### Aim of the exercise
Collect each line of the entries that holds the string "date".

### Supplied material
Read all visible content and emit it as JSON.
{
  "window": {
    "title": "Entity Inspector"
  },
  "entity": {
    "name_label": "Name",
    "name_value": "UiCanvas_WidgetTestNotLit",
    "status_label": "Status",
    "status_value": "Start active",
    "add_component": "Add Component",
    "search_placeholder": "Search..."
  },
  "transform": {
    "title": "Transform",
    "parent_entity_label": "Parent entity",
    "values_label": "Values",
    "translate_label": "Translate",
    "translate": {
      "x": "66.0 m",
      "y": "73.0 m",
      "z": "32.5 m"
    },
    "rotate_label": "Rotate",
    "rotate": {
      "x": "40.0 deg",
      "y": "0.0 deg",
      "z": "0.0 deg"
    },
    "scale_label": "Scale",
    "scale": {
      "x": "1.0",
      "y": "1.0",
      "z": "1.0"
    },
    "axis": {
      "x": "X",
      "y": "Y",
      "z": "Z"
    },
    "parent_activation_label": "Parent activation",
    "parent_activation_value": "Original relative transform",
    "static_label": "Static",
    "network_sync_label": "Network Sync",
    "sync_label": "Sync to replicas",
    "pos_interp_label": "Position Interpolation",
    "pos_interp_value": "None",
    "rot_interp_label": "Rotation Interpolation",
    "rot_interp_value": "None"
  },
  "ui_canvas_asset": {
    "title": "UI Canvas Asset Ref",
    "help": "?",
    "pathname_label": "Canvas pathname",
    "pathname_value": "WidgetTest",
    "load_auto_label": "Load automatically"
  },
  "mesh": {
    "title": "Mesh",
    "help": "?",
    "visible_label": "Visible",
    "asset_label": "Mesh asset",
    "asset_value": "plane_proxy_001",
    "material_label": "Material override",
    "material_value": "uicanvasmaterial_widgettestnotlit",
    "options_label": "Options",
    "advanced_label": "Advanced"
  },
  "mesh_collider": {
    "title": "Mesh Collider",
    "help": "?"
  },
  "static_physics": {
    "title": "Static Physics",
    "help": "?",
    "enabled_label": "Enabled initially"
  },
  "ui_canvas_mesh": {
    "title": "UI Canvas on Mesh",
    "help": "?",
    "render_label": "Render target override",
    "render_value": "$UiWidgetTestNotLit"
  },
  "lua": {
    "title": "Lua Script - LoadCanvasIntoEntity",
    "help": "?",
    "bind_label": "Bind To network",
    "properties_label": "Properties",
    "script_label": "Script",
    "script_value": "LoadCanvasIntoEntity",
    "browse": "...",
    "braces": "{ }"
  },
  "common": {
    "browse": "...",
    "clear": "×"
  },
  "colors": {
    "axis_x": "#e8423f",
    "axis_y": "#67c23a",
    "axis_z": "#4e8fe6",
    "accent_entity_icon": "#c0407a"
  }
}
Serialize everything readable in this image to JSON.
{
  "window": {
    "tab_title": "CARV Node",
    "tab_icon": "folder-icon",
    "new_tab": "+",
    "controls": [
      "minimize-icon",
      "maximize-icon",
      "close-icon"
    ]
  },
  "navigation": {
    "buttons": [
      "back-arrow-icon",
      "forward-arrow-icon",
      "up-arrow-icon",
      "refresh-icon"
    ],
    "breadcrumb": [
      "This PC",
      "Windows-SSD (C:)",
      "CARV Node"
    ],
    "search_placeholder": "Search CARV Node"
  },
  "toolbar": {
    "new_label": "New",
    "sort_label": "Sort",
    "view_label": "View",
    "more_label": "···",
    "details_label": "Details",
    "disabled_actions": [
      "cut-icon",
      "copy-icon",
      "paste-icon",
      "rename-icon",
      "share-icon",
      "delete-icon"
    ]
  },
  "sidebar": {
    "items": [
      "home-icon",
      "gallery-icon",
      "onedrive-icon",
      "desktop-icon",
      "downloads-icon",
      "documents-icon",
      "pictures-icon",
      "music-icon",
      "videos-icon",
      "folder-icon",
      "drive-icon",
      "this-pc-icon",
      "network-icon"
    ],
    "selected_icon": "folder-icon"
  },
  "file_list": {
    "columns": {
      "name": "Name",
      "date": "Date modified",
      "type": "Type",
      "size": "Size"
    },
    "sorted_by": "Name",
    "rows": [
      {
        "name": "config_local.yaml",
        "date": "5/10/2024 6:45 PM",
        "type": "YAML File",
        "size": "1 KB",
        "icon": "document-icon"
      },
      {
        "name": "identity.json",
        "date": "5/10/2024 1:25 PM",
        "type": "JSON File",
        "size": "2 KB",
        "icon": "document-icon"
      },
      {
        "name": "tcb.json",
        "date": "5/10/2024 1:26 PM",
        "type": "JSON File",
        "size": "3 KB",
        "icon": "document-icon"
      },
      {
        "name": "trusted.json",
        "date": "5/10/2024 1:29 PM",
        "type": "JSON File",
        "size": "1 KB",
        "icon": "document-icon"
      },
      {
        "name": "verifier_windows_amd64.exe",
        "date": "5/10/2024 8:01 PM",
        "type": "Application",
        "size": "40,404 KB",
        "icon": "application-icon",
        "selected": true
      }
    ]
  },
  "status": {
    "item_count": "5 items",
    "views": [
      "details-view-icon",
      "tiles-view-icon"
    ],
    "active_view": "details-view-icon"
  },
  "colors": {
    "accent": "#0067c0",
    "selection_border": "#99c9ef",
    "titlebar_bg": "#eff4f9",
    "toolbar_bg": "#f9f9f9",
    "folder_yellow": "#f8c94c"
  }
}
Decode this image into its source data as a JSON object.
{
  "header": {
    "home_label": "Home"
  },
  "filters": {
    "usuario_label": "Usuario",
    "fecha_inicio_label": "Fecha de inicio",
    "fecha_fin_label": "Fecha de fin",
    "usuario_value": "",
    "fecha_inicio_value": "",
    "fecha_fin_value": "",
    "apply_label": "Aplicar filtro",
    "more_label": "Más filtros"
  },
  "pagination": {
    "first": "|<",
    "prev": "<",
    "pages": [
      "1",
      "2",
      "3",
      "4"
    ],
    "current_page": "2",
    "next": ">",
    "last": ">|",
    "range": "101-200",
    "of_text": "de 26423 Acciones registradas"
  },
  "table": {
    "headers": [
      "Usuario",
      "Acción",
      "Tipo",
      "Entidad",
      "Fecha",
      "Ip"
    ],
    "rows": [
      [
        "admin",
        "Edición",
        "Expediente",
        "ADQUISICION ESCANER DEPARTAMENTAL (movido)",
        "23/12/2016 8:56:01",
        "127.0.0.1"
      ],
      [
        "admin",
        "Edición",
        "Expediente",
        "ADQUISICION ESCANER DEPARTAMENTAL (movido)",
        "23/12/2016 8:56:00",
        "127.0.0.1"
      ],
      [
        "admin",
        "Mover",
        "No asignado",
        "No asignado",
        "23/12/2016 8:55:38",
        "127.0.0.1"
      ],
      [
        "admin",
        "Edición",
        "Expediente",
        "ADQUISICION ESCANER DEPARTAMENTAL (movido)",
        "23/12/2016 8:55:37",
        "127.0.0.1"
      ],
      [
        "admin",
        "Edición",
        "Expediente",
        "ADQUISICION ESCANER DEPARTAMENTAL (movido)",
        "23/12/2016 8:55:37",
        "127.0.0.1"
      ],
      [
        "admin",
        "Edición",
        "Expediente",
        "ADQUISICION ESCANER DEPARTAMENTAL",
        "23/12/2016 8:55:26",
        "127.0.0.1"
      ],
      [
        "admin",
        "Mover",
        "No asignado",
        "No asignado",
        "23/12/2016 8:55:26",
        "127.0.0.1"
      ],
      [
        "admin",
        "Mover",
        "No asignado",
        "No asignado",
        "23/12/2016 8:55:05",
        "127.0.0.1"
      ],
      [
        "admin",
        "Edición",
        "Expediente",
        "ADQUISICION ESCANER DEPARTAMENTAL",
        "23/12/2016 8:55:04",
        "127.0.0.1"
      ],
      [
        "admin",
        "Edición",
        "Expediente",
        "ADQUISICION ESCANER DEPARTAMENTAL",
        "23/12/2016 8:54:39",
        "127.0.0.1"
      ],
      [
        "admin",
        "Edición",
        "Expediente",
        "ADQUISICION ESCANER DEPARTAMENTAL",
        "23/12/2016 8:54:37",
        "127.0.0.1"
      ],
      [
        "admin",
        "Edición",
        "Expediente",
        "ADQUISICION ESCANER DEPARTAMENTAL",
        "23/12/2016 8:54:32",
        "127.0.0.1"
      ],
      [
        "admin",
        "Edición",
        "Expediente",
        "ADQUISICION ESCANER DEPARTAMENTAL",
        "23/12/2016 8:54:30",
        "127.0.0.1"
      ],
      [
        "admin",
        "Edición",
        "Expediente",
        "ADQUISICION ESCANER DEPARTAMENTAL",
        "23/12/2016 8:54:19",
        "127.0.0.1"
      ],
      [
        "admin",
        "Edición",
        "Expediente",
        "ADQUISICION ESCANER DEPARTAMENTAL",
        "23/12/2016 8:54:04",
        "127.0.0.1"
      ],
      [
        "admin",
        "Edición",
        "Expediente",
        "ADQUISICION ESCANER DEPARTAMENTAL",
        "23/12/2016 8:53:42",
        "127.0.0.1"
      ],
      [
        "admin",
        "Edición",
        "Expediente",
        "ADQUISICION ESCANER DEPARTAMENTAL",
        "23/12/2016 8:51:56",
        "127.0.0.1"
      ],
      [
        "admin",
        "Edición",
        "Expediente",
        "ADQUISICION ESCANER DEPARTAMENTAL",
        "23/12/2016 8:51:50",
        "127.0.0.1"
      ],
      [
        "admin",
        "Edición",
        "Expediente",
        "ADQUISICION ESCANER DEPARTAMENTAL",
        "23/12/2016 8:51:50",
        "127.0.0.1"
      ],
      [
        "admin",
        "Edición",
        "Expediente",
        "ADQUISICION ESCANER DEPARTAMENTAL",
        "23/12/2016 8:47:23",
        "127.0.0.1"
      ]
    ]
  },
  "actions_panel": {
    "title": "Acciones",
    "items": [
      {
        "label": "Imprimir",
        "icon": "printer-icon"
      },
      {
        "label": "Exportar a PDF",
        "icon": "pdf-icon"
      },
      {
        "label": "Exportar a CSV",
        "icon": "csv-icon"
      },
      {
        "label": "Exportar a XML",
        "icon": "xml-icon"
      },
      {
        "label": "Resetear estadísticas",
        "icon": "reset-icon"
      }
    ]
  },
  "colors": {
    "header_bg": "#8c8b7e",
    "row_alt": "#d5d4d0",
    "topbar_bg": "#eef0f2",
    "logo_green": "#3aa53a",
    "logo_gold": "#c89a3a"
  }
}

### Answer in full
      "date": "Date modified",
        "date": "5/10/2024 6:45 PM",
        "date": "5/10/2024 1:25 PM",
        "date": "5/10/2024 1:26 PM",
        "date": "5/10/2024 1:29 PM",
        "date": "5/10/2024 8:01 PM",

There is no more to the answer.